[Dataset records]
— start —
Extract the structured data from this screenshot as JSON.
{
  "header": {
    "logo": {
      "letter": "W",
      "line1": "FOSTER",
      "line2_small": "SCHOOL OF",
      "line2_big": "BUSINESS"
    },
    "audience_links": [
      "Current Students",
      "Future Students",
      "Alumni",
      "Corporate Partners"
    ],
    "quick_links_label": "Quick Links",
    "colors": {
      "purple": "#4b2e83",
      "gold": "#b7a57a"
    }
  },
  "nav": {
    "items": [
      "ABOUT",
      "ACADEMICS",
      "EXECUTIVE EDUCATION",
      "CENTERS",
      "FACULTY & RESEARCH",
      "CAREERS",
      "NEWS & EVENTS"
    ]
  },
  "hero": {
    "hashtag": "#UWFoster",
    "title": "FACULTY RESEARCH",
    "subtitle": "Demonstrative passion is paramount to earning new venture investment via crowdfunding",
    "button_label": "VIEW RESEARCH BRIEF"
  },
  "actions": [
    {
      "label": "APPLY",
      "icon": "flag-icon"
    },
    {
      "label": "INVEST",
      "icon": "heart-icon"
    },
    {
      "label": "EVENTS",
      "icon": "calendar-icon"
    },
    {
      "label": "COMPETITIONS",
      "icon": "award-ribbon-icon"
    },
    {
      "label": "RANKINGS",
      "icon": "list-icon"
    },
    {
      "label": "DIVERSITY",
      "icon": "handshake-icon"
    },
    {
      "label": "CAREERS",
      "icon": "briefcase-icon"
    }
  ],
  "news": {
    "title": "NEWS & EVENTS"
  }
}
— end —
PROBLEM DETAILS:
Which lines hold the string "FACULTY"? List them all.

EXERCISE ANSWER:
      "FACULTY & RESEARCH",
    "title": "FACULTY RESEARCH",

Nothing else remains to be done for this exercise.